» Stated problem
Among the records below, find each line that includes the string "的图象过点" and copy it.

--- begin Data provided ---

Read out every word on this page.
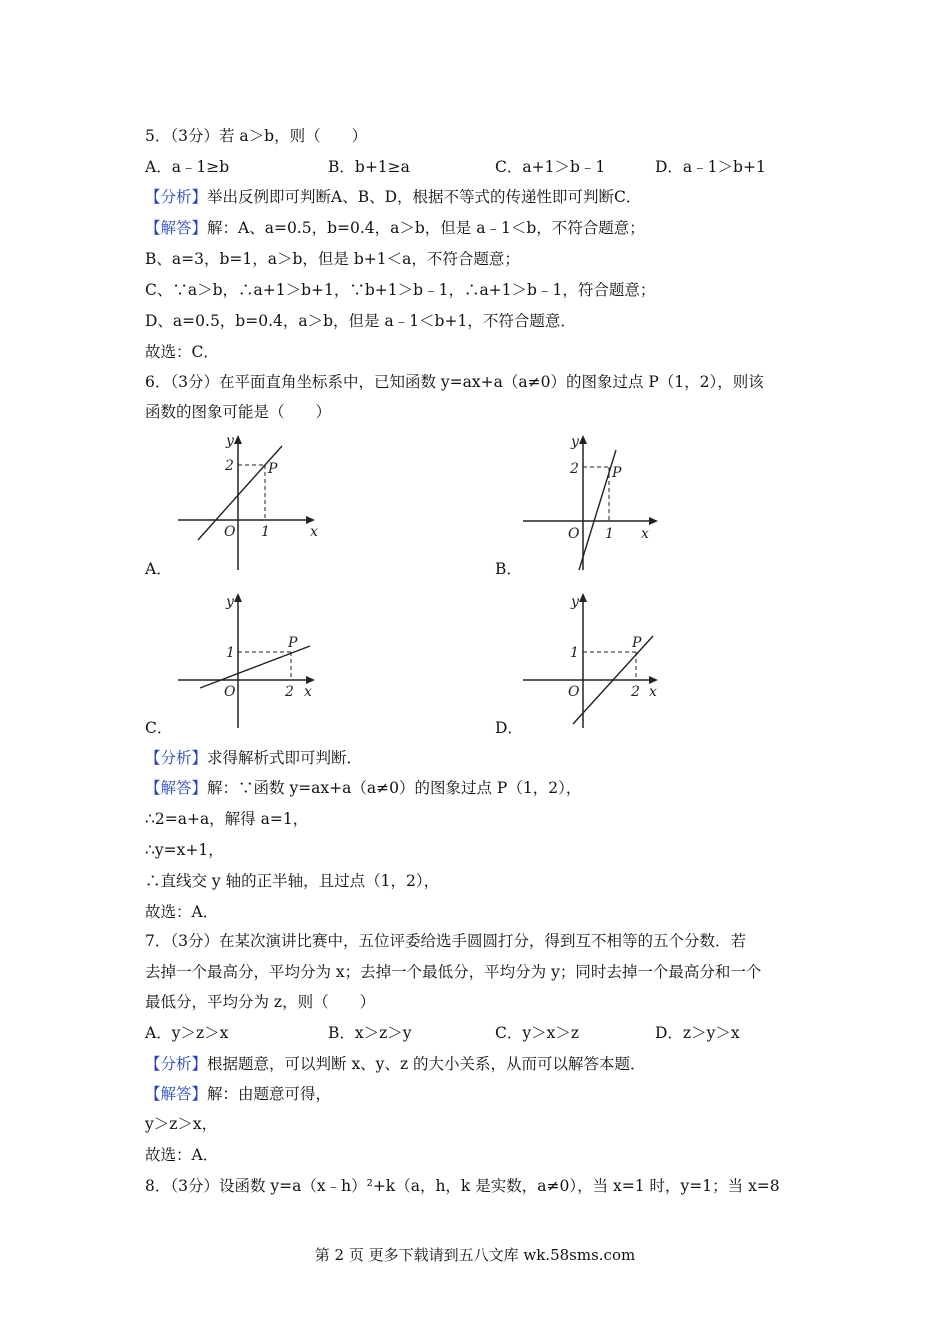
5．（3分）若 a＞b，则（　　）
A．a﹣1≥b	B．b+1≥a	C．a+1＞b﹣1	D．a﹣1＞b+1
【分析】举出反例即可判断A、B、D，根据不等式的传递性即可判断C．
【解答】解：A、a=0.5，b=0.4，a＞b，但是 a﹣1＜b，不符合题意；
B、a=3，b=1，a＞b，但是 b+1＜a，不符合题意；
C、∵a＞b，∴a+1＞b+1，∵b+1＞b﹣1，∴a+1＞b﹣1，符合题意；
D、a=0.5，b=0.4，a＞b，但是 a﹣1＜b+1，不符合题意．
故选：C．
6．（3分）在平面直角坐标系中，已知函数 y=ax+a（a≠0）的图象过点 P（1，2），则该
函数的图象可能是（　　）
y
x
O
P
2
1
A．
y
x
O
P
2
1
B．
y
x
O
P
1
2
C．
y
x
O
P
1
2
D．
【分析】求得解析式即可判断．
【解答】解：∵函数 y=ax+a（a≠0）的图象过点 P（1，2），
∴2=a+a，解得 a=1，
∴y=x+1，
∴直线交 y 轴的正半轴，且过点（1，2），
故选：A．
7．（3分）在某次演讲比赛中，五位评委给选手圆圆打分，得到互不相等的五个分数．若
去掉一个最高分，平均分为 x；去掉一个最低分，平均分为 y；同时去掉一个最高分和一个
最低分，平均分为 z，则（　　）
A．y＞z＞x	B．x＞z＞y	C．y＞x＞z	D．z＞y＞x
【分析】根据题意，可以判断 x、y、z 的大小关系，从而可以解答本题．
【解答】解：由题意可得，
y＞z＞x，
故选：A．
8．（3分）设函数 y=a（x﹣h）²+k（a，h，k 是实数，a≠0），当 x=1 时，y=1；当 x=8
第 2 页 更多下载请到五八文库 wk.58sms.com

--- end Data provided ---

» Correct result
6．（3分）在平面直角坐标系中，已知函数 y=ax+a（a≠0）的图象过点 P（1，2），则该
【解答】解：∵函数 y=ax+a（a≠0）的图象过点 P（1，2），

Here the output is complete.